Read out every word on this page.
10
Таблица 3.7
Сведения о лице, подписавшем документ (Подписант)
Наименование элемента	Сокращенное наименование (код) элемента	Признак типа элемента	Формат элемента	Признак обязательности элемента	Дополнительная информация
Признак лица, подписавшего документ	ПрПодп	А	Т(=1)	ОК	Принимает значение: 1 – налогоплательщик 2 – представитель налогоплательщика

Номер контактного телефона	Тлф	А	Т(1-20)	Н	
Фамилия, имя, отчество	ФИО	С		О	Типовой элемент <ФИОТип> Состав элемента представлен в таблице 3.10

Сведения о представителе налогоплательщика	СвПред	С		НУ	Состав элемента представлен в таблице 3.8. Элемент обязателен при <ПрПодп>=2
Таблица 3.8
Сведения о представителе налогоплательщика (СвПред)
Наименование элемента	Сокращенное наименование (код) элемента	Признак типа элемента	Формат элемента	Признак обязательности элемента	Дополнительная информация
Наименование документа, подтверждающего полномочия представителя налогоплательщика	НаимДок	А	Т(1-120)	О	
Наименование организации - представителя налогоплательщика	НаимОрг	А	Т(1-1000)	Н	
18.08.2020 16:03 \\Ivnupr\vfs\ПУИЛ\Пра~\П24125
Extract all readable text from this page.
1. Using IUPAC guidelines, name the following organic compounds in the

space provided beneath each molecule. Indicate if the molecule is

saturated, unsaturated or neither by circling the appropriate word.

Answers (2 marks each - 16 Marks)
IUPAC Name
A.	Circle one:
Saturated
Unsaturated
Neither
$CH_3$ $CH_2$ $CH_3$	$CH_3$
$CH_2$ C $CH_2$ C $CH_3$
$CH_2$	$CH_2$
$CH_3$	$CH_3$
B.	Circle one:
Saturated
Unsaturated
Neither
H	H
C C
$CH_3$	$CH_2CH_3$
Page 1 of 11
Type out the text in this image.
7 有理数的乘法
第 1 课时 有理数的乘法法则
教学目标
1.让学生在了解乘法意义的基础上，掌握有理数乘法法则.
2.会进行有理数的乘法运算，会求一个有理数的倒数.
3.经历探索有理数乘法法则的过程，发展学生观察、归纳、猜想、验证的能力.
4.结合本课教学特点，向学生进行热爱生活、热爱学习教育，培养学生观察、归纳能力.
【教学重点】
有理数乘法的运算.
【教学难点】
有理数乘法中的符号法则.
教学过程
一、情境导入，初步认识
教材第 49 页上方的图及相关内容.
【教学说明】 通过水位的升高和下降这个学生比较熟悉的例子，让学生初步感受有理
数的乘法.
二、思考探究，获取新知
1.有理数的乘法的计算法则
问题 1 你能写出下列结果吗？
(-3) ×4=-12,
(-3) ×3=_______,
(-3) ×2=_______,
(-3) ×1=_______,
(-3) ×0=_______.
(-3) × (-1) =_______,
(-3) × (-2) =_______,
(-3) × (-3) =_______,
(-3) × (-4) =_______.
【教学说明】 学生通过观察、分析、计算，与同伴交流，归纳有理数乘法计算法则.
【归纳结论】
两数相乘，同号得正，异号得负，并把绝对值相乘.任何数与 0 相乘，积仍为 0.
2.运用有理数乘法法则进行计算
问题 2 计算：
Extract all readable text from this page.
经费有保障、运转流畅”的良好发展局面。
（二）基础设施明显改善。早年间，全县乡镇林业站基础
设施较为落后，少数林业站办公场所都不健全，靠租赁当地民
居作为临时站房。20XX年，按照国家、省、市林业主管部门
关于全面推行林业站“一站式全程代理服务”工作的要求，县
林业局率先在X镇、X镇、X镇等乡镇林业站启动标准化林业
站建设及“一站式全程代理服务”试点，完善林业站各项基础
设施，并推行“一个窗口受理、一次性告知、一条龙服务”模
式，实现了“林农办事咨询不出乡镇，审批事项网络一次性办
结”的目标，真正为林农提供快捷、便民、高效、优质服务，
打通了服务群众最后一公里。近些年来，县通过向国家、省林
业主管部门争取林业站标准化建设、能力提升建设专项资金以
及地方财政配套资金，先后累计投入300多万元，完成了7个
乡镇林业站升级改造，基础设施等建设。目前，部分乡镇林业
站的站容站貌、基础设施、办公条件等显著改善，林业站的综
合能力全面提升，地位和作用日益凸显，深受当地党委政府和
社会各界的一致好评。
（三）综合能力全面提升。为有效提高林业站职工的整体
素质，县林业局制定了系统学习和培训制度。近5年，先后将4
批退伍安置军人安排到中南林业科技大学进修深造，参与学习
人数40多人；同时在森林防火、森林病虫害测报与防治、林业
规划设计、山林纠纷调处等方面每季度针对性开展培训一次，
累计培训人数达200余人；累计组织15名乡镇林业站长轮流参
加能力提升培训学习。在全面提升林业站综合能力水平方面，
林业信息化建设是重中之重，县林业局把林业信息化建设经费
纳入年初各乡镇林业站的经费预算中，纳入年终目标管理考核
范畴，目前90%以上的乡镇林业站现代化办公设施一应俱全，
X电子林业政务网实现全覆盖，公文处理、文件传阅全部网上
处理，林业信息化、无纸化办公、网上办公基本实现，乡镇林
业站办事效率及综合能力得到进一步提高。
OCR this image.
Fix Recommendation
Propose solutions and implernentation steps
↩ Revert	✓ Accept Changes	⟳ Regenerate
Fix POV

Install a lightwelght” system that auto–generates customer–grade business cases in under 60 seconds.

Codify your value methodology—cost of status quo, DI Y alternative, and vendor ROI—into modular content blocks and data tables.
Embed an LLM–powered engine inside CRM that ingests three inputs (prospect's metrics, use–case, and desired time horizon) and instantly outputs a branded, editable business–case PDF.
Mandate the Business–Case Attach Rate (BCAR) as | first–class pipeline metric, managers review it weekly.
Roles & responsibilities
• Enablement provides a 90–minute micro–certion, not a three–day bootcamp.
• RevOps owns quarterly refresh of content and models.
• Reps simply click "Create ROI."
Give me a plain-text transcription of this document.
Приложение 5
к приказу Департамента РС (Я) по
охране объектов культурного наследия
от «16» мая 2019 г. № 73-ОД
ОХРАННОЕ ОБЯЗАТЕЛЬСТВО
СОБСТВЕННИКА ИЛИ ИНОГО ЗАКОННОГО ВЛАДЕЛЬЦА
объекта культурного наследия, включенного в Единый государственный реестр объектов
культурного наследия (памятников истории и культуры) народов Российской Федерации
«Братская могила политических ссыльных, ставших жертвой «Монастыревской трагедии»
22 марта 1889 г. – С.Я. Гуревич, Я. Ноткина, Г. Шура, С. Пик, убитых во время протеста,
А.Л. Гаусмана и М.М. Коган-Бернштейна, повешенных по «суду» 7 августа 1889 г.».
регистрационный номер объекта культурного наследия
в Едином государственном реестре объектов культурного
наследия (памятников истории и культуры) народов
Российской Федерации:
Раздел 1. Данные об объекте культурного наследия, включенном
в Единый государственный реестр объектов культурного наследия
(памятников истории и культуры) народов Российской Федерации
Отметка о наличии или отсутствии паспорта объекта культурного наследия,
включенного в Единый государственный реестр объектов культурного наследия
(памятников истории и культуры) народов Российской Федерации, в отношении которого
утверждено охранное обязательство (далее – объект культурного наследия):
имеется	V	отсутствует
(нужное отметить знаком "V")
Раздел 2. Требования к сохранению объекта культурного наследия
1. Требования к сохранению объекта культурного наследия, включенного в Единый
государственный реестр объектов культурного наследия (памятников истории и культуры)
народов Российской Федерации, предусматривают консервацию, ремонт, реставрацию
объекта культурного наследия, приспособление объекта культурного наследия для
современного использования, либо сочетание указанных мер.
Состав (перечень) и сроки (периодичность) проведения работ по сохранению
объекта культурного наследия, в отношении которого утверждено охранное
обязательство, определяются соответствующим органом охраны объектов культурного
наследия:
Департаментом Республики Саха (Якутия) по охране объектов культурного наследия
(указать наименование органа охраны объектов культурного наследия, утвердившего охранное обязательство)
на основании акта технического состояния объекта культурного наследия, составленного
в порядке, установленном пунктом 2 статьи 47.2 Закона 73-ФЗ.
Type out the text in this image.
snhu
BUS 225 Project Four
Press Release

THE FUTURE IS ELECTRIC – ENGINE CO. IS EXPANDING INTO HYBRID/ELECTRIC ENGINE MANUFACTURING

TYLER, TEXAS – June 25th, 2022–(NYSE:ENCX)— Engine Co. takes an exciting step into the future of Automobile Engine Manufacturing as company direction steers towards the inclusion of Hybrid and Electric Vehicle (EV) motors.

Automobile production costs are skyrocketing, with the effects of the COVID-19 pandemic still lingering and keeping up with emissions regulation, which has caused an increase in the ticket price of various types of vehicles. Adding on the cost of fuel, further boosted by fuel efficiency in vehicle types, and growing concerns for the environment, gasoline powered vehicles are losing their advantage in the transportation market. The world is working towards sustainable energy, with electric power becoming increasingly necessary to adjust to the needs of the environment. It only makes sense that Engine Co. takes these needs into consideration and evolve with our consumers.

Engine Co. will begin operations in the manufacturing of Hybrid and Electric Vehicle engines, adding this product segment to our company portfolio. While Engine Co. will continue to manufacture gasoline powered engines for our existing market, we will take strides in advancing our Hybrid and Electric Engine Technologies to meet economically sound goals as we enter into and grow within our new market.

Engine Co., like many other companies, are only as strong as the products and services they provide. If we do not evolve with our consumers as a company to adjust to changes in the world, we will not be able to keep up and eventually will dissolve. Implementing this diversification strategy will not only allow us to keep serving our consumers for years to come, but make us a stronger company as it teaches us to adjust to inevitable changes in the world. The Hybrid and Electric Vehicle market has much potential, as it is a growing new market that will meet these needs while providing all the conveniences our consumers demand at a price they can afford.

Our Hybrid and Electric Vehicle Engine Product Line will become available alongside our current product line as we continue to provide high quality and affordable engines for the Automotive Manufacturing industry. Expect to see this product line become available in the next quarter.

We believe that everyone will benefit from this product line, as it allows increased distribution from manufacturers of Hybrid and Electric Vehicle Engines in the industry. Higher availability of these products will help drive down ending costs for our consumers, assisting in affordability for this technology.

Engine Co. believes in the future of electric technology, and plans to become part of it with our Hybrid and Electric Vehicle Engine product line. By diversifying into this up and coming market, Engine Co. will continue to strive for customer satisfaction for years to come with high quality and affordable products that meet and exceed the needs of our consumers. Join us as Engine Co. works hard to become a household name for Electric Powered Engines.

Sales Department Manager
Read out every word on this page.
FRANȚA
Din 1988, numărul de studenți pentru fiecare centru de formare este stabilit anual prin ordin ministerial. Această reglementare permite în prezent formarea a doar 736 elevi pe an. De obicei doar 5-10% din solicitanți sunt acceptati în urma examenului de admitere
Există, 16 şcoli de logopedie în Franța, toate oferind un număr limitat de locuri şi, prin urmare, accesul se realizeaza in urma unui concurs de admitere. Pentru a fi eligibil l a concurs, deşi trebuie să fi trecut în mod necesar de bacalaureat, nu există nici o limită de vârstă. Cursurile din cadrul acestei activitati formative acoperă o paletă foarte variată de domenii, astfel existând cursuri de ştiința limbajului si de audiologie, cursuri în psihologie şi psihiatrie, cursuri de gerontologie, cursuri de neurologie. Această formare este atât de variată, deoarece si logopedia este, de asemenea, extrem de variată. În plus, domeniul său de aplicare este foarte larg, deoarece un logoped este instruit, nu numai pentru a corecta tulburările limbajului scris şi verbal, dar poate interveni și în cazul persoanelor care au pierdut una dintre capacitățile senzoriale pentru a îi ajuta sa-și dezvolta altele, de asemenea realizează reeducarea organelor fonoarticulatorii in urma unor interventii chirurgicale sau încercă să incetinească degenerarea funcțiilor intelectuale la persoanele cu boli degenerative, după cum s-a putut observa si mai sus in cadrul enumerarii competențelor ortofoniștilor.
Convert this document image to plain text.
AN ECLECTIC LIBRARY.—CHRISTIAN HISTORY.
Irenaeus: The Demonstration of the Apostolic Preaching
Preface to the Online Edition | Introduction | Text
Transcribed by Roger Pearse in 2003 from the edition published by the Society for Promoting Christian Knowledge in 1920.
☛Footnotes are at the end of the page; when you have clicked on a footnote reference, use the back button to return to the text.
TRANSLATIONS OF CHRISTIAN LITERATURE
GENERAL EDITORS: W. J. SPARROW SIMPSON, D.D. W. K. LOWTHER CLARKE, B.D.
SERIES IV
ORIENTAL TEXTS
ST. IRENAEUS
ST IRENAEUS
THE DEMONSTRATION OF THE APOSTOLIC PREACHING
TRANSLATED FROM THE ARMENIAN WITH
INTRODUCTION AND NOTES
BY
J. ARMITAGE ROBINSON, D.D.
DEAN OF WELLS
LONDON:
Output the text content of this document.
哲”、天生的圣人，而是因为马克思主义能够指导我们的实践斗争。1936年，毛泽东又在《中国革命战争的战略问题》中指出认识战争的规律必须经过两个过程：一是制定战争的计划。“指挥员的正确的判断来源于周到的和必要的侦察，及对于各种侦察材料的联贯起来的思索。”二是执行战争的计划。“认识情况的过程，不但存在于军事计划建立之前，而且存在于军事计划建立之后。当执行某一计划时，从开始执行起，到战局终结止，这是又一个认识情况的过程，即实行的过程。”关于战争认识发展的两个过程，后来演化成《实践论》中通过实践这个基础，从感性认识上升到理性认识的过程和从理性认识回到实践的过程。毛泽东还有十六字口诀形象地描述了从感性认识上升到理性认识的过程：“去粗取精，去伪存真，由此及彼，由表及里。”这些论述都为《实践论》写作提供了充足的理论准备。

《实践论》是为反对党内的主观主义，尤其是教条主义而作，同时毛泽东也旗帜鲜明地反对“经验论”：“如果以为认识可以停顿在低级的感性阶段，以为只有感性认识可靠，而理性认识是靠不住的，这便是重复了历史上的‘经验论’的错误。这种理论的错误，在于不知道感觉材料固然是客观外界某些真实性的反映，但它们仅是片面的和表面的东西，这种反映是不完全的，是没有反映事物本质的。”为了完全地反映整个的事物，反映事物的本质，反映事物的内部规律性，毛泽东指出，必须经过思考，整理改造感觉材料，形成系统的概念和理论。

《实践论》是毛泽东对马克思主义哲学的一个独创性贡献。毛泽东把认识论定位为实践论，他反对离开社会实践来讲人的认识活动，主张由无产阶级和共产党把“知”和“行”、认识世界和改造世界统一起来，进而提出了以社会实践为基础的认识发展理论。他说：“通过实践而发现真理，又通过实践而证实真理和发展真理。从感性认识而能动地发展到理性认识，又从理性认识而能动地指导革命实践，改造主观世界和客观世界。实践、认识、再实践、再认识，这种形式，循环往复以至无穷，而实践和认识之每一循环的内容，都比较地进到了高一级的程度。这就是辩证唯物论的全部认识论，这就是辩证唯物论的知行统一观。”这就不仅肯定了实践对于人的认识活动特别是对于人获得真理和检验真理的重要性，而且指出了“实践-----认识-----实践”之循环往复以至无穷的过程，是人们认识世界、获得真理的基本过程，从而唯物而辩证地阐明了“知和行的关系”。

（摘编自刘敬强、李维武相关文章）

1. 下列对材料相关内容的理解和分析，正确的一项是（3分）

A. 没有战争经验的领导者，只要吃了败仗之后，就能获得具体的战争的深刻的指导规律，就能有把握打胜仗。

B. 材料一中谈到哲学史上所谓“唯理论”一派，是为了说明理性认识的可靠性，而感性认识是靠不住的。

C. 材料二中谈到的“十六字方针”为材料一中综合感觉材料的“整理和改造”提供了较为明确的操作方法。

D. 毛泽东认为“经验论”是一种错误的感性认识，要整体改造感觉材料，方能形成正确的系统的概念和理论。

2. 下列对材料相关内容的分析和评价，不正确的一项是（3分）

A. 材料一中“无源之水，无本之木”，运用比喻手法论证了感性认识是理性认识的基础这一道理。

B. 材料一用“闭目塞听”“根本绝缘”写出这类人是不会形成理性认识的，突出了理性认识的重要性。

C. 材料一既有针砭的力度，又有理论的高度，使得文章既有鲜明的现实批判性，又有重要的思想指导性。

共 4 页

- [Given task]: Check each line of the listing above for the string "СвПред", then report only how many lines have it.

- [Finished answer]: 2